[Dataset entries]

_ _ _ _

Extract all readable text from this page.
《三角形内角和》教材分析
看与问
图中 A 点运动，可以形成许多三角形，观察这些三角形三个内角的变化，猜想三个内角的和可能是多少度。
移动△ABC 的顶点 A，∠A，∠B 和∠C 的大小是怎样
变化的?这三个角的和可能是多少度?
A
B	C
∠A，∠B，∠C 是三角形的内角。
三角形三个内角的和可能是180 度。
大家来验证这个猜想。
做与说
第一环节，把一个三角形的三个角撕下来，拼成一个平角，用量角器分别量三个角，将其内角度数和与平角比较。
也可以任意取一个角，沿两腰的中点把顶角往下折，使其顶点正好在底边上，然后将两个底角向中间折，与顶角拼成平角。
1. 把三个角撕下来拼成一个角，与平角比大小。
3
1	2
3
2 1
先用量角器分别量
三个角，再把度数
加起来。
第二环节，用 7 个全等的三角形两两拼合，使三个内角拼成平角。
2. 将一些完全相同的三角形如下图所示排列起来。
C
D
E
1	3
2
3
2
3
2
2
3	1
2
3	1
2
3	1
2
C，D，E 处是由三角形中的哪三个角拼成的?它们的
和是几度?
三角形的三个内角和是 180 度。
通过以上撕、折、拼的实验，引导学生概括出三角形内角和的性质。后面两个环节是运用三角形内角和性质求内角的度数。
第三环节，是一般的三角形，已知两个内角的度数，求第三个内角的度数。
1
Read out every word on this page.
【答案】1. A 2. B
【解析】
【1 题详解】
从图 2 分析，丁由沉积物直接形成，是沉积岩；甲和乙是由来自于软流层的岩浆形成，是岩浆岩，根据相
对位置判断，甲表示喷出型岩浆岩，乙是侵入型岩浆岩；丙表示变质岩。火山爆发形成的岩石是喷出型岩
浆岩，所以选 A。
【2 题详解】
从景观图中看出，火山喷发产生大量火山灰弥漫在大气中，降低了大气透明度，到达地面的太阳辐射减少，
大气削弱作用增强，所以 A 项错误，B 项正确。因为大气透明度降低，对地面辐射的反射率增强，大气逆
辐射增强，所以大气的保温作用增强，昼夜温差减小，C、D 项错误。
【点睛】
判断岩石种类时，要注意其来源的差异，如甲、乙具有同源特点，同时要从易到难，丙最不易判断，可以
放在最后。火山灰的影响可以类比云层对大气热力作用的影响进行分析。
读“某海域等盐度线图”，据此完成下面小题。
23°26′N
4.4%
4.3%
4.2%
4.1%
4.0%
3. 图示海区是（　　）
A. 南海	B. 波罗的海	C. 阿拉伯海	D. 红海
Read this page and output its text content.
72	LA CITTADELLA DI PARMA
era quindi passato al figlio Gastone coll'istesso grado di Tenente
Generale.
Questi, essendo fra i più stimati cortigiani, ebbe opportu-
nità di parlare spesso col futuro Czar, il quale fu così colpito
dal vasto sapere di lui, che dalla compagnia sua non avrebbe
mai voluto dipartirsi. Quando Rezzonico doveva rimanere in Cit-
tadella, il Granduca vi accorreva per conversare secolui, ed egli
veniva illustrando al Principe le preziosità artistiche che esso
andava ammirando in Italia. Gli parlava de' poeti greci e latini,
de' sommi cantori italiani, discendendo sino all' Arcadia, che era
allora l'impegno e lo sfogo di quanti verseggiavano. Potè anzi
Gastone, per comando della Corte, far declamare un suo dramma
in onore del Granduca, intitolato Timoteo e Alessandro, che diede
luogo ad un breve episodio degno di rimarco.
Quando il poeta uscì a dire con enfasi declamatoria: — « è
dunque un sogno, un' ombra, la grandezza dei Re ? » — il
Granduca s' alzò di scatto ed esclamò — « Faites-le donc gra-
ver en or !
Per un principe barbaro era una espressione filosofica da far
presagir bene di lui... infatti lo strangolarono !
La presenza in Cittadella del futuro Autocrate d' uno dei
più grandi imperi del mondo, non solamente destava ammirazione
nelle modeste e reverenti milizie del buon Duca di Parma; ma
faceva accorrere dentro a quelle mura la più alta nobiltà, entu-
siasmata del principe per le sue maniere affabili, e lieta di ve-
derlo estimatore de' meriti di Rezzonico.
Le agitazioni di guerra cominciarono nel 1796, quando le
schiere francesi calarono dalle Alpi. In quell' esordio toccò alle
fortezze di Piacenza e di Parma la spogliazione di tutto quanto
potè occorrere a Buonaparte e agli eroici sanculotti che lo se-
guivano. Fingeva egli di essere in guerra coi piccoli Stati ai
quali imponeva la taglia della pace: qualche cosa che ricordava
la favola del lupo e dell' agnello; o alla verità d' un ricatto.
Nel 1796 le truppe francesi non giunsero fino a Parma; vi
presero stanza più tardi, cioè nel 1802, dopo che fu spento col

_ _ _ _

• [TASK TO CARRY OUT] From the entries above, collect every line with the string "Gastone" in it.

• [WRITTEN ANSWER]
era quindi passato al figlio Gastone coll'istesso grado di Tenente
Gastone, per comando della Corte, far declamare un suo dramma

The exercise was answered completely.